What you have to do –
Every line with the string "JSON" should be gathered.

Collected data –
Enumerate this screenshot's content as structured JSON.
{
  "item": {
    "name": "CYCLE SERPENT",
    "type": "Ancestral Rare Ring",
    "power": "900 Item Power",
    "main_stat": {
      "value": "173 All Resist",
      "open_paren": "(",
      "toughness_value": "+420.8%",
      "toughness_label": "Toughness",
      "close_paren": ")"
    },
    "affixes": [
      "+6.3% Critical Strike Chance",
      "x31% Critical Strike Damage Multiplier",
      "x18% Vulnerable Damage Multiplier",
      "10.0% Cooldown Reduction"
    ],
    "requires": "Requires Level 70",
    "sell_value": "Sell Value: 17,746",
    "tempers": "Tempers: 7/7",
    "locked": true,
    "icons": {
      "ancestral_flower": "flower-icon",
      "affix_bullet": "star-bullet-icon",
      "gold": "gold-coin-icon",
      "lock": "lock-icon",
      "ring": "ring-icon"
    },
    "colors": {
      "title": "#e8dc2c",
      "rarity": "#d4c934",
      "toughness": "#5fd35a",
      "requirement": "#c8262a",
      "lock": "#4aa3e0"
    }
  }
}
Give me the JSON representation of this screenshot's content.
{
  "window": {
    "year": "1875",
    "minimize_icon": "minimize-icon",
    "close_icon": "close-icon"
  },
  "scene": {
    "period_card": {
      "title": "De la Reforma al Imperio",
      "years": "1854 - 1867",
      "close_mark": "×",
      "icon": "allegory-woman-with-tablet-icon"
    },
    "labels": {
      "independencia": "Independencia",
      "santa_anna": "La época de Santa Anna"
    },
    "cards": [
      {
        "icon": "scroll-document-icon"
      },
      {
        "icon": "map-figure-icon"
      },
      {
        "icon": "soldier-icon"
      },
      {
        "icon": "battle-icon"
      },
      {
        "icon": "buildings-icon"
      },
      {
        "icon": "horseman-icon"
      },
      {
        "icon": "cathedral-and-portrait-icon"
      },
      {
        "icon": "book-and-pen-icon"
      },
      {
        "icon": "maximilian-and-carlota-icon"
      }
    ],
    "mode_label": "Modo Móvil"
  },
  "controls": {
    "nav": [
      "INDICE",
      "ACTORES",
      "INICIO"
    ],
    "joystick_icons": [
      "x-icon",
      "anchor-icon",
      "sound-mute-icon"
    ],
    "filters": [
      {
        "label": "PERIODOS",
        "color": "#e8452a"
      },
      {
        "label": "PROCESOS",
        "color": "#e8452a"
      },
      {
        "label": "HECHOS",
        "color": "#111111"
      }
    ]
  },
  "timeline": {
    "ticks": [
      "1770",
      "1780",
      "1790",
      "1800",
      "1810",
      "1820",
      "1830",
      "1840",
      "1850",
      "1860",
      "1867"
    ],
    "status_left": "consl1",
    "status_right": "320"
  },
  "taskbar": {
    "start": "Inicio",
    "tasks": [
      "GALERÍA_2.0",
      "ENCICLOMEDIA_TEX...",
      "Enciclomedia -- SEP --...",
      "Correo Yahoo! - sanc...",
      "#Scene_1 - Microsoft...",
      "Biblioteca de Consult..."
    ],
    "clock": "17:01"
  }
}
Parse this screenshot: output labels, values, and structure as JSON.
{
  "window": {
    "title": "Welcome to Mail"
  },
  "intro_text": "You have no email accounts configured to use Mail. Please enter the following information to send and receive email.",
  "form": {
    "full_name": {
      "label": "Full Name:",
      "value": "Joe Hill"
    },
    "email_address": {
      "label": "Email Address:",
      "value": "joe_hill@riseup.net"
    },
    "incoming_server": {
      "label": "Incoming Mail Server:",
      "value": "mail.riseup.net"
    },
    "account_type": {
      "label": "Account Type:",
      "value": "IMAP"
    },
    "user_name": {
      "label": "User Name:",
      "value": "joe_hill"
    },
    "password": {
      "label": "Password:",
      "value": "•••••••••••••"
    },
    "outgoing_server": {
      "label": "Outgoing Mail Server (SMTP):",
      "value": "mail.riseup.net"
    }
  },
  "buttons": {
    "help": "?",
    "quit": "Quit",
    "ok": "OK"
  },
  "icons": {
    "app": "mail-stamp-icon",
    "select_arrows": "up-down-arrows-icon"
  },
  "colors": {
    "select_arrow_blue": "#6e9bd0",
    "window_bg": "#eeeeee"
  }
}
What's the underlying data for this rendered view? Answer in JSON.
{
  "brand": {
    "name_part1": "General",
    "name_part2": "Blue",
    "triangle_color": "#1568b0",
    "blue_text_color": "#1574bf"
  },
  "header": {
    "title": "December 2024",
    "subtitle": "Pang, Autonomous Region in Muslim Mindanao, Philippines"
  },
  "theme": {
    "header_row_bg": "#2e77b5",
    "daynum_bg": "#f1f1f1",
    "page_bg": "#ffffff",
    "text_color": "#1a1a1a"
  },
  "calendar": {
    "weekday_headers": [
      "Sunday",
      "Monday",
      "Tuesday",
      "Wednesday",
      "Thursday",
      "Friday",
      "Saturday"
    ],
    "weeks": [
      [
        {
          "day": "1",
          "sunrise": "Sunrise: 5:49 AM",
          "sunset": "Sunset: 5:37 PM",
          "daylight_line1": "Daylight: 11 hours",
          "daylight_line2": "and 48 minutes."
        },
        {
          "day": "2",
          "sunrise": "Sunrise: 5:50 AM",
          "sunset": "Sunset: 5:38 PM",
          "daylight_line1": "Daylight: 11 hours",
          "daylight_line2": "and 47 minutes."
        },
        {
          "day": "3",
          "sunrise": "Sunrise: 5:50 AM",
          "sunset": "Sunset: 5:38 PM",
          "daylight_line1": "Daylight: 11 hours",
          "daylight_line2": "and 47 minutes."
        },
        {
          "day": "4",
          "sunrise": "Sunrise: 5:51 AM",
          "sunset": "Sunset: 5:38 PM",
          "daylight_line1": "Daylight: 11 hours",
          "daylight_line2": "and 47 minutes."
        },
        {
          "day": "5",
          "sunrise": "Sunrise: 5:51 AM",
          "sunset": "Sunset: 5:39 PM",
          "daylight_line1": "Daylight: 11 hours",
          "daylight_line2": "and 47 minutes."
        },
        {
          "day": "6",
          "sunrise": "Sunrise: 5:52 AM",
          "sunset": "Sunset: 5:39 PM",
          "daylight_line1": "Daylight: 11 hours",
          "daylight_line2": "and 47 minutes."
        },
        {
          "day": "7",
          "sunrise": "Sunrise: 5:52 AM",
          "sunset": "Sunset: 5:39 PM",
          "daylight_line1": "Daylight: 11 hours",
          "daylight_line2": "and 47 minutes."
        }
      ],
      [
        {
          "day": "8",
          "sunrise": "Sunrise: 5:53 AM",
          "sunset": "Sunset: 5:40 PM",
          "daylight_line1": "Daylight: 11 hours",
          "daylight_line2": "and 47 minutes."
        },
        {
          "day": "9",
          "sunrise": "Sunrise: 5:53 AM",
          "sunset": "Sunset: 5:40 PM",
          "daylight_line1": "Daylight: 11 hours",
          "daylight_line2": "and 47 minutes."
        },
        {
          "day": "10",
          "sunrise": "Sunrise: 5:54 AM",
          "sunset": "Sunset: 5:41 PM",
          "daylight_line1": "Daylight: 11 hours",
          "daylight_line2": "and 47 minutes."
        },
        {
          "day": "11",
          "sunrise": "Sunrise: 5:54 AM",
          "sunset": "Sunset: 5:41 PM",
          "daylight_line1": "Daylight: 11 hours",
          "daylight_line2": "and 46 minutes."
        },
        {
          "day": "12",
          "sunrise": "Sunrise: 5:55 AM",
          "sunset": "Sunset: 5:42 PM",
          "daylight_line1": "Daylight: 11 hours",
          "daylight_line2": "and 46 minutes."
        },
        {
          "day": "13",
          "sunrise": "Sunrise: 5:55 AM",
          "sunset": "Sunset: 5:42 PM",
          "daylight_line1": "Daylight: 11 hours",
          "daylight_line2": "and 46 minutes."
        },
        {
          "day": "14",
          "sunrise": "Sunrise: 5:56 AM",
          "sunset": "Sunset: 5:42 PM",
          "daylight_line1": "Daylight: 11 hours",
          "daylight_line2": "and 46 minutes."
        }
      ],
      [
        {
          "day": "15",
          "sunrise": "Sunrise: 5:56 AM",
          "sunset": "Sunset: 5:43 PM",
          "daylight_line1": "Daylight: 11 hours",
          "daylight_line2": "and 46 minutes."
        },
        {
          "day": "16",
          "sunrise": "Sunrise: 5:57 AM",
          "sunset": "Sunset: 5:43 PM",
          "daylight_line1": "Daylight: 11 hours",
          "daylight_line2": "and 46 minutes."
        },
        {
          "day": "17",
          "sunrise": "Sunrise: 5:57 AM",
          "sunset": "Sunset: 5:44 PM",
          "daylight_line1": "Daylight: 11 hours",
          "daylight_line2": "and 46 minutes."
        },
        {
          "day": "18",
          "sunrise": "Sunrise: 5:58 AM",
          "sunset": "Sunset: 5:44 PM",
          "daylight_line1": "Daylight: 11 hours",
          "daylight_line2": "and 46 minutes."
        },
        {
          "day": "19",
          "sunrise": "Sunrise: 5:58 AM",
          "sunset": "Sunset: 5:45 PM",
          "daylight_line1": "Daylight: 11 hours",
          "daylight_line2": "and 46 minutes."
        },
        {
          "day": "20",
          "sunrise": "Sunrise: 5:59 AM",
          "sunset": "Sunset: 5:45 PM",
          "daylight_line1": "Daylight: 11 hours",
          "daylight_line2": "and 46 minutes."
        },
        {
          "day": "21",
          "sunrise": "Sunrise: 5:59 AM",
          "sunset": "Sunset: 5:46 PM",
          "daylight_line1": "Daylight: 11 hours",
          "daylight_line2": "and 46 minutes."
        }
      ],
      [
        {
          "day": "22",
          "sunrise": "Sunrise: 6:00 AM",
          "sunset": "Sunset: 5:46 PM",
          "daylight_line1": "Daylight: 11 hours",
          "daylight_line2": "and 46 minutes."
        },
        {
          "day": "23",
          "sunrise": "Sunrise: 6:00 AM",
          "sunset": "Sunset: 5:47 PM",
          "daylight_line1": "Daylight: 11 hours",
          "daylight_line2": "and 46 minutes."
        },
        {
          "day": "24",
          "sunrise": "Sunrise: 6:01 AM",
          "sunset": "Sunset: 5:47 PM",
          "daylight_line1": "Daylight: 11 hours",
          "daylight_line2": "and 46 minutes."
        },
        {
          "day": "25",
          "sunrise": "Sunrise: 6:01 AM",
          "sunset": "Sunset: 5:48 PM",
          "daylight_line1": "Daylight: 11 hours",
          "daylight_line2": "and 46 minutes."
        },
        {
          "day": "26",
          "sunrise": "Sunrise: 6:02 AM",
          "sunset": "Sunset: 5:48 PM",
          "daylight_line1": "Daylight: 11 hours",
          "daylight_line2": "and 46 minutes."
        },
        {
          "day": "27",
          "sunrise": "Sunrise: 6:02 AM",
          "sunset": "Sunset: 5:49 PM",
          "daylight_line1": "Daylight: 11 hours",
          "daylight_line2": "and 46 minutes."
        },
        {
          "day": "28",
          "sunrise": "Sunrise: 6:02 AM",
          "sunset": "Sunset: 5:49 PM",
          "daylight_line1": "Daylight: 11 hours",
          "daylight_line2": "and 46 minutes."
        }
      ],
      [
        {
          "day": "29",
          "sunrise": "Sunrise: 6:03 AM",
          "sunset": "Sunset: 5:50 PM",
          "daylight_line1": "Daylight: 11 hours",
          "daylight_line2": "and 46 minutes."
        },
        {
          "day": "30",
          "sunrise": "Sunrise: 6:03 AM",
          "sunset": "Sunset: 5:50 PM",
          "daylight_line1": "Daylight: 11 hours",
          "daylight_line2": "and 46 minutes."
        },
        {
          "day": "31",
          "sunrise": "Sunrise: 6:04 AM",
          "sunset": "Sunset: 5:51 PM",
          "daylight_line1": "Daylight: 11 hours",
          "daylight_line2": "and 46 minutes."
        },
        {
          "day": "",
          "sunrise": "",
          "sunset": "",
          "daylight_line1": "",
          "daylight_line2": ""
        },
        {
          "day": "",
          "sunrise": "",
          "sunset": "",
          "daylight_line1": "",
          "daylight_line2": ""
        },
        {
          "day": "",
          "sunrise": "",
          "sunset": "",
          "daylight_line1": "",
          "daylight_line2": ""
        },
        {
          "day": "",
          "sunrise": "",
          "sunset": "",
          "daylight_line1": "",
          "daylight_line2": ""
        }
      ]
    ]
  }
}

Right answer –
Enumerate this screenshot's content as structured JSON.
Give me the JSON representation of this screenshot's content.
Parse this screenshot: output labels, values, and structure as JSON.
What's the underlying data for this rendered view? Answer in JSON.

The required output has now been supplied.